Direction
Exactly reproduce the entries, dropping any pictures from your copy.

(Recorded data)

* * * * *

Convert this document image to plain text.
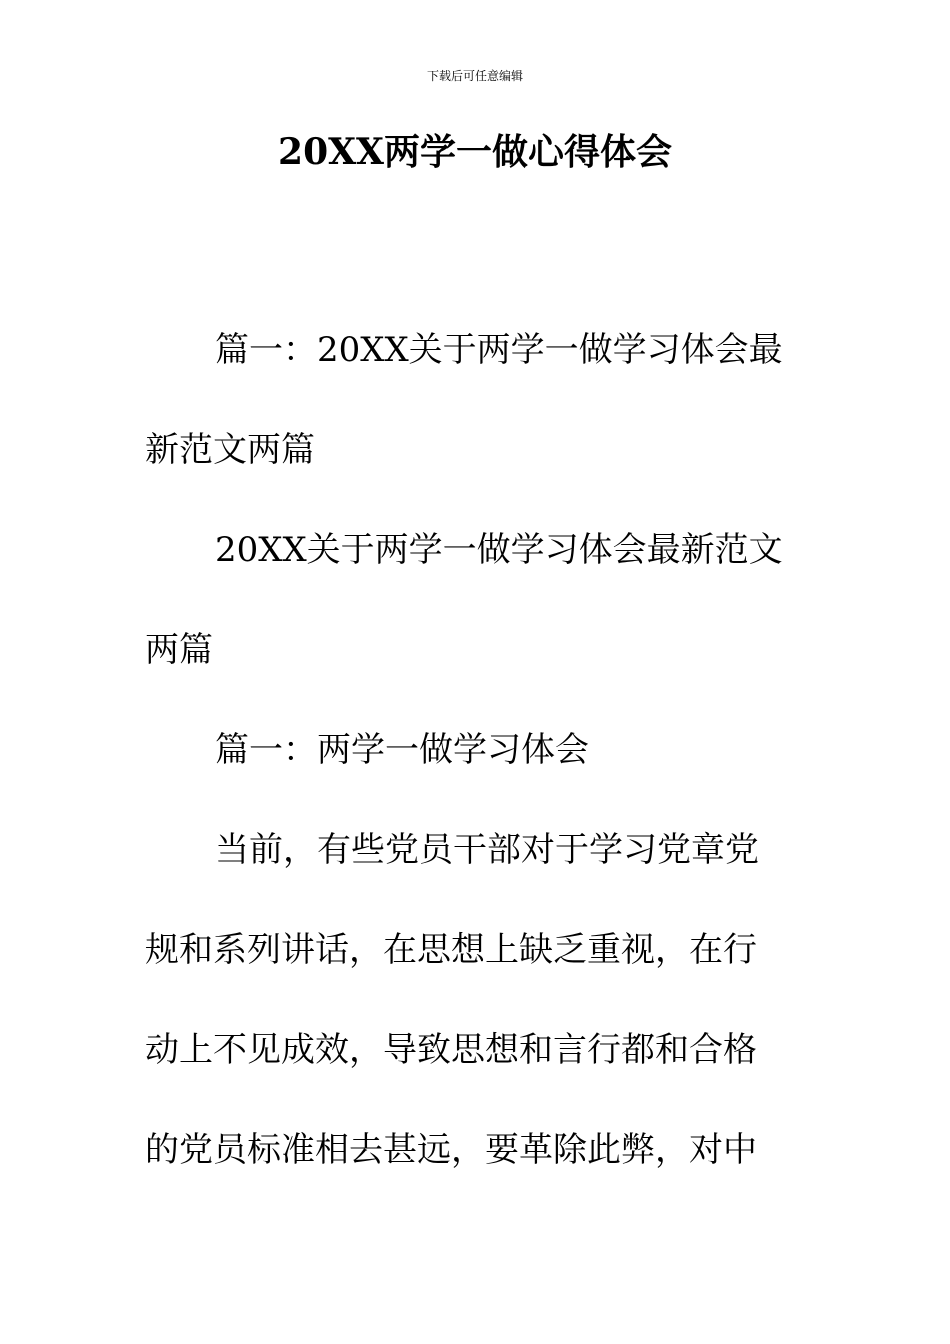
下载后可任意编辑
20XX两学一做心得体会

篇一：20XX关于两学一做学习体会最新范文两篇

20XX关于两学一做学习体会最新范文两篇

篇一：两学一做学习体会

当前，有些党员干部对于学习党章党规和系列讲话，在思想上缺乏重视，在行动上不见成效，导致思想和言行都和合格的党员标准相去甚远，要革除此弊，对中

* * * * *

Result
Convert this document image to plain text.
下载后可任意编辑
20XX两学一做心得体会

篇一：20XX关于两学一做学习体会最新范文两篇

20XX关于两学一做学习体会最新范文两篇

篇一：两学一做学习体会

当前，有些党员干部对于学习党章党规和系列讲话，在思想上缺乏重视，在行动上不见成效，导致思想和言行都和合格的党员标准相去甚远，要革除此弊，对中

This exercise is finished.